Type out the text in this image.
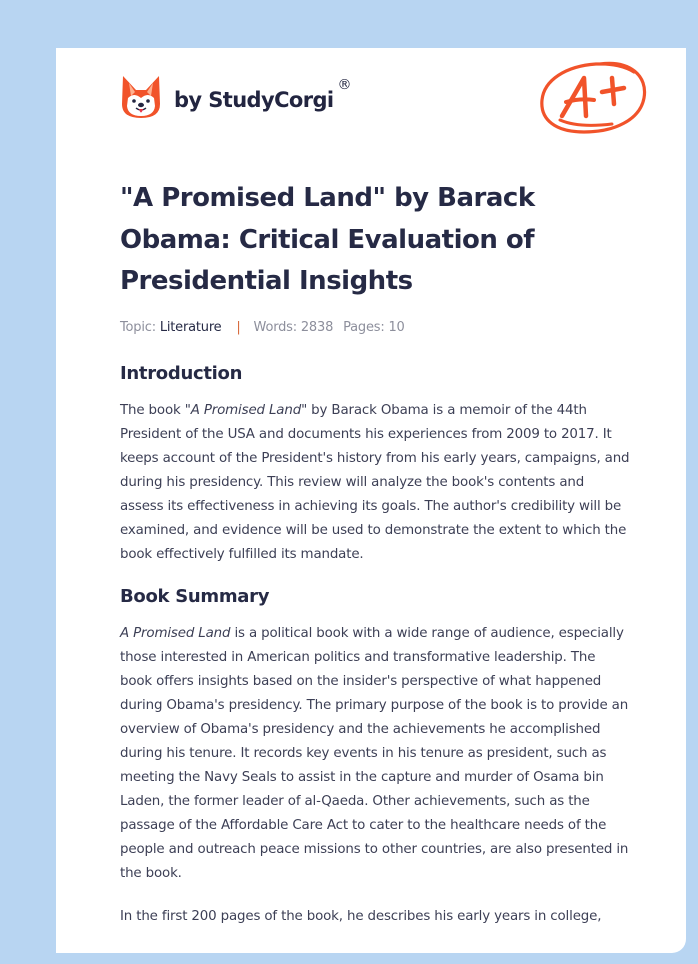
by StudyCorgi
®
"A Promised Land" by Barack Obama: Critical Evaluation of Presidential Insights
Topic: Literature | Words: 2838 Pages: 10
Introduction

The book "A Promised Land" by Barack Obama is a memoir of the 44th President of the USA and documents his experiences from 2009 to 2017. It keeps account of the President's history from his early years, campaigns, and during his presidency. This review will analyze the book's contents and assess its effectiveness in achieving its goals. The author's credibility will be examined, and evidence will be used to demonstrate the extent to which the book effectively fulfilled its mandate.

Book Summary

A Promised Land is a political book with a wide range of audience, especially those interested in American politics and transformative leadership. The book offers insights based on the insider's perspective of what happened during Obama's presidency. The primary purpose of the book is to provide an overview of Obama's presidency and the achievements he accomplished during his tenure. It records key events in his tenure as president, such as meeting the Navy Seals to assist in the capture and murder of Osama bin Laden, the former leader of al-Qaeda. Other achievements, such as the passage of the Affordable Care Act to cater to the healthcare needs of the people and outreach peace missions to other countries, are also presented in the book.

In the first 200 pages of the book, he describes his early years in college,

——————————

AIM OF THE TASK => Find each line holding "Barack". Copy it out.

RESULT FOR THIS EXERCISE =>
"A Promised Land" by Barack Obama: Critical Evaluation of Presidential Insights
The book "A Promised Land" by Barack Obama is a memoir of the 44th President of the USA and documents his experiences from 2009 to 2017. It keeps account of the President's history from his early years, campaigns, and during his presidency. This review will analyze the book's contents and assess its effectiveness in achieving its goals. The author's credibility will be examined, and evidence will be used to demonstrate the extent to which the book effectively fulfilled its mandate.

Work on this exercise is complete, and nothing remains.